Stated problem: Lines containing the string "this" are to be counted; report the number and nothing more.

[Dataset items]
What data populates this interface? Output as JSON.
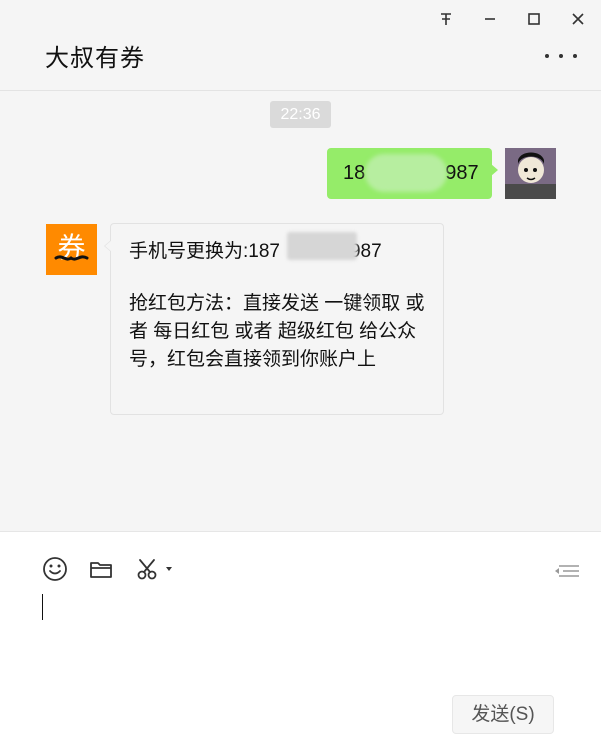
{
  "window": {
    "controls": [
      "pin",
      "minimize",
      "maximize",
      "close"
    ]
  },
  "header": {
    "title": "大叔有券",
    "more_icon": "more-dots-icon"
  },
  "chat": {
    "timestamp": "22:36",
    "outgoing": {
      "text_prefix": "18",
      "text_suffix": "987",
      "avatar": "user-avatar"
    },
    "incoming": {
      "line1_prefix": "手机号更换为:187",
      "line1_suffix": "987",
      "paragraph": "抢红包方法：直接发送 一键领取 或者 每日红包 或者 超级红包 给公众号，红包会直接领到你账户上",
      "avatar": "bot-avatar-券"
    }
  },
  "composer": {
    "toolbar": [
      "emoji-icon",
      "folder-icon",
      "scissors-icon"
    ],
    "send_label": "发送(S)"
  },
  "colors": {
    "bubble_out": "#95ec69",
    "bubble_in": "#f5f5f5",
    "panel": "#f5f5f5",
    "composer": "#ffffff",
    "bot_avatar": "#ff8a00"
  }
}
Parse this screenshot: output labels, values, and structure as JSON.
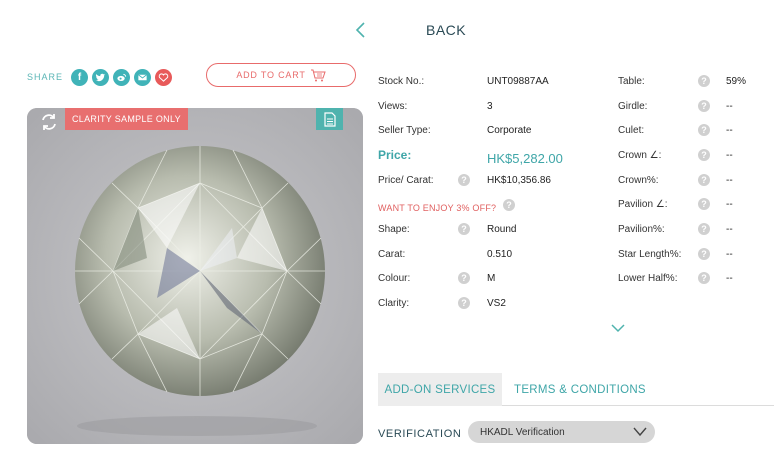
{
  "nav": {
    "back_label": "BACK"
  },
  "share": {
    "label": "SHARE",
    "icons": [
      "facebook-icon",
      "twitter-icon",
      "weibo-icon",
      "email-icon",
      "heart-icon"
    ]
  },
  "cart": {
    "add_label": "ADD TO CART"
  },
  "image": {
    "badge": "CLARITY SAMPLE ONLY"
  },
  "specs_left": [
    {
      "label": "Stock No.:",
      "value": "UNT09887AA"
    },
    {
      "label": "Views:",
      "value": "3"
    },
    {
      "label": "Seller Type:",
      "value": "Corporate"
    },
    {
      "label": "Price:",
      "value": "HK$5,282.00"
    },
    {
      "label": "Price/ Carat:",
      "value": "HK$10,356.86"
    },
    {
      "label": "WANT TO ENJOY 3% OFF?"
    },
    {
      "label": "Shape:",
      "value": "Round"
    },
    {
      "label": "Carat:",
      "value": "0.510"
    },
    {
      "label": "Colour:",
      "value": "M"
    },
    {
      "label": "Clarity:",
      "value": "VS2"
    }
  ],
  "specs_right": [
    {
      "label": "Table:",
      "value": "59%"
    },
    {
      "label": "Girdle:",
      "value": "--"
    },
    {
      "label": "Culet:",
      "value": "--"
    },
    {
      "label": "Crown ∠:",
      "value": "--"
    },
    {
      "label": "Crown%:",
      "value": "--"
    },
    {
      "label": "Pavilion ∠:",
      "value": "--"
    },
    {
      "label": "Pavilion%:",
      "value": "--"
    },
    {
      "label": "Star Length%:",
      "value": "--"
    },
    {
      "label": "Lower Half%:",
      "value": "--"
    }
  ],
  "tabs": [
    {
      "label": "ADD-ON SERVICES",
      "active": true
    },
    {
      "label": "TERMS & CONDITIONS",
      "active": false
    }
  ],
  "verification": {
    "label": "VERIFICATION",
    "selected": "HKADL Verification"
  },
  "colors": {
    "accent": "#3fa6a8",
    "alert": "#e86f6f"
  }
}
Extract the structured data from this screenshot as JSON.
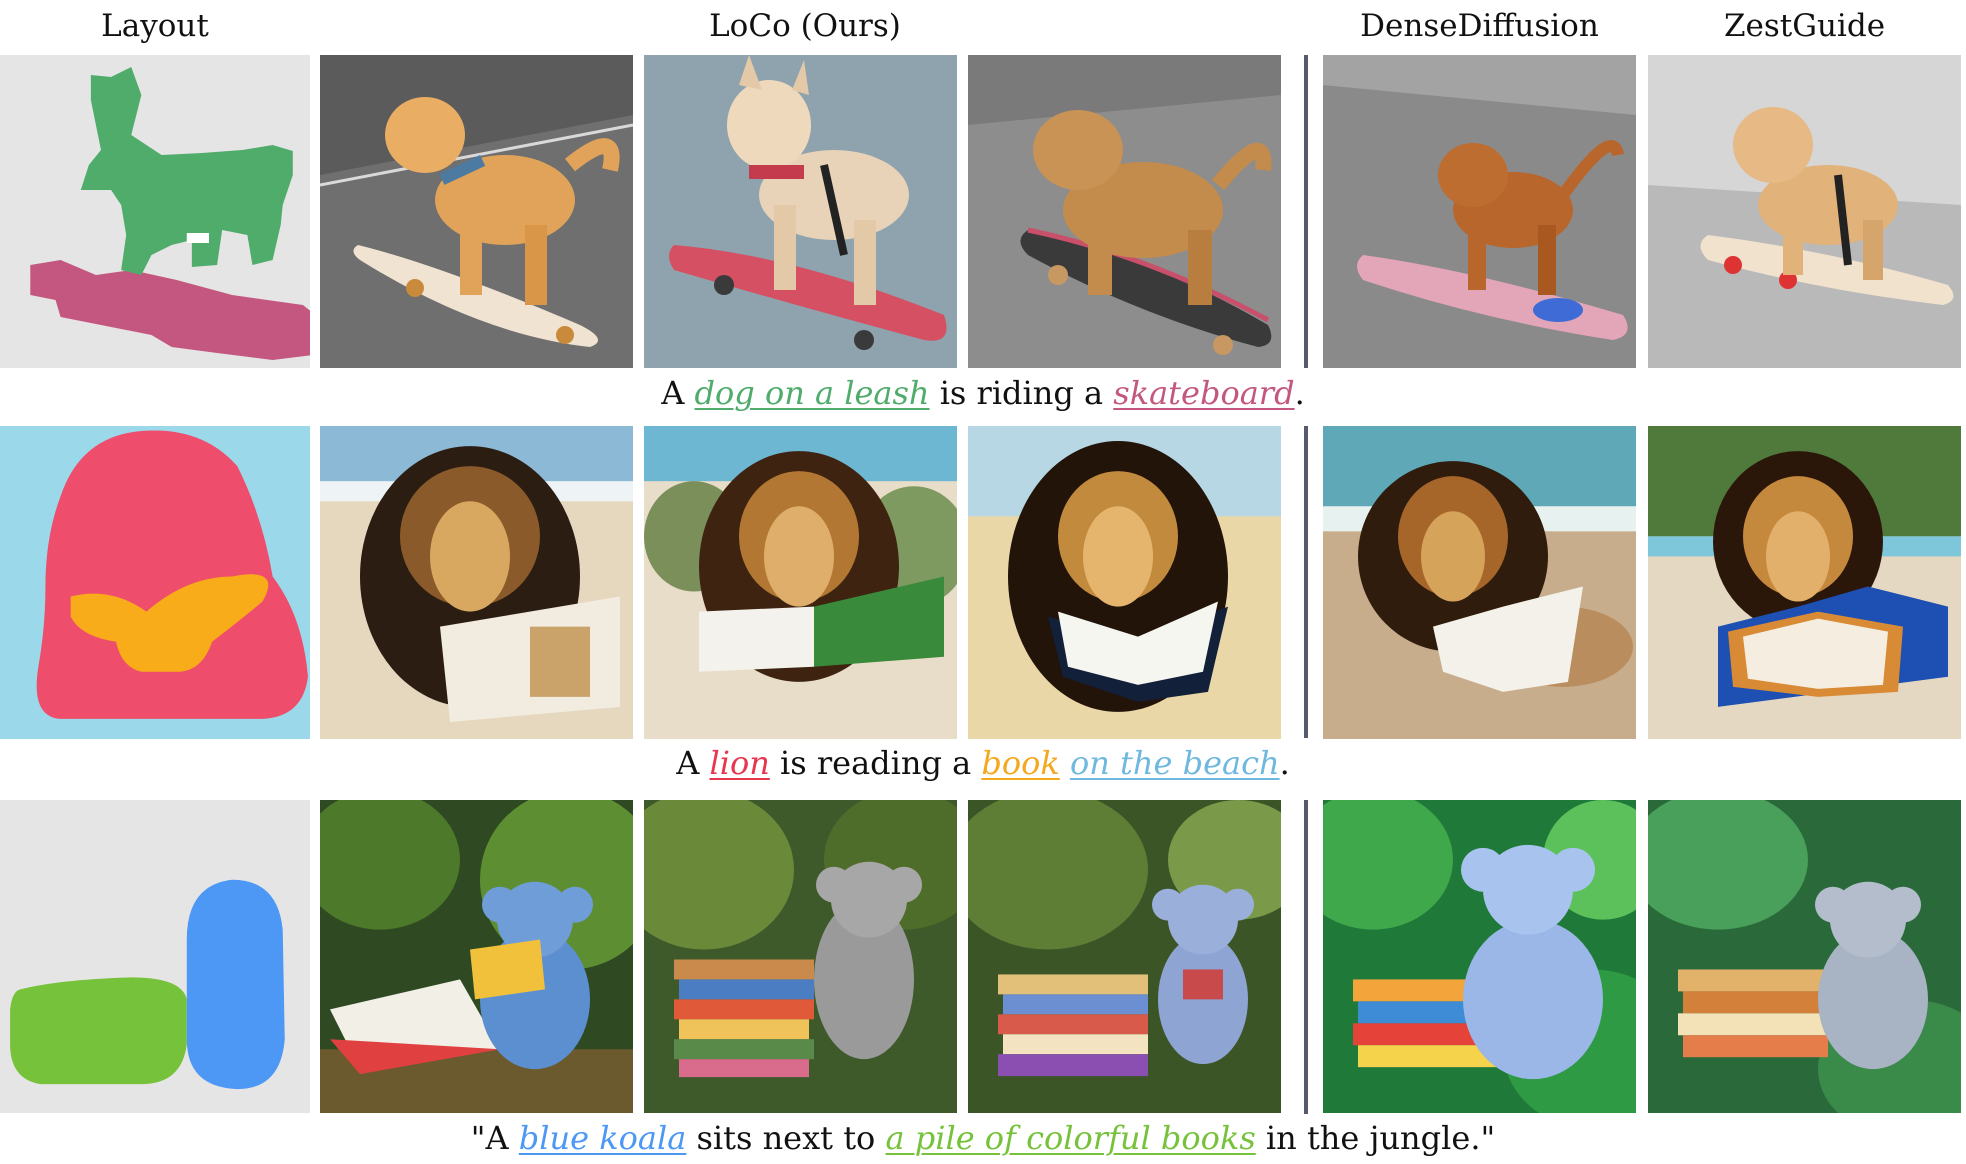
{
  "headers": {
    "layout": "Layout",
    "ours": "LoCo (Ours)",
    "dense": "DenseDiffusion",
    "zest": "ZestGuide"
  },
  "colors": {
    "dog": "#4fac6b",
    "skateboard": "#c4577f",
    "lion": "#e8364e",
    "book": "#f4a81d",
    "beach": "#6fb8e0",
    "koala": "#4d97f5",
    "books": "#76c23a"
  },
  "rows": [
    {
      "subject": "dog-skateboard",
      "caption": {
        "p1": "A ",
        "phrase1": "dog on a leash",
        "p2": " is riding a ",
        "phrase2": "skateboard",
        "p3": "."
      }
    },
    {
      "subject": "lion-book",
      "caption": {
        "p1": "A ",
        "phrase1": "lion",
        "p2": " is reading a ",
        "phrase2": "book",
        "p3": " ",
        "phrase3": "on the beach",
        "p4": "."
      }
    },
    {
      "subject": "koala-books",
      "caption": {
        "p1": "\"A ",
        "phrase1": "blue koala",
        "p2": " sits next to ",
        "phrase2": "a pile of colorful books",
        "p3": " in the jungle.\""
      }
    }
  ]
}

--

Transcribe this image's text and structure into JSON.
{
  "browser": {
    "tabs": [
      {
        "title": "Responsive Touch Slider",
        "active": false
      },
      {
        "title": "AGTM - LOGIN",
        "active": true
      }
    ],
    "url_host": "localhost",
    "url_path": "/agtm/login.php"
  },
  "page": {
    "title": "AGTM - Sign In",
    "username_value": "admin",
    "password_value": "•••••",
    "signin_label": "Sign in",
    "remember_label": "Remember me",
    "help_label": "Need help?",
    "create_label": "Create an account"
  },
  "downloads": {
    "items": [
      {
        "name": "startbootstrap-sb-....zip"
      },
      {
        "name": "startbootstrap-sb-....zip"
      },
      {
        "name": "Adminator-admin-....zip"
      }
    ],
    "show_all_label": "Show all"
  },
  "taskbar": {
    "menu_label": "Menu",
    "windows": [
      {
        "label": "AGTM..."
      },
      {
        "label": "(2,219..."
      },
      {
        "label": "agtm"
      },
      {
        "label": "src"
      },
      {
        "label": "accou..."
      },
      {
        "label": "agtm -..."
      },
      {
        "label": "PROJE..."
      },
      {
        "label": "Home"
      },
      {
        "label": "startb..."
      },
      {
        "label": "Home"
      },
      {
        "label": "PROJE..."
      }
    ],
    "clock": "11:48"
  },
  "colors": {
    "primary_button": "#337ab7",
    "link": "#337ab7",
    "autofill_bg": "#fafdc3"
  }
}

Solution: 4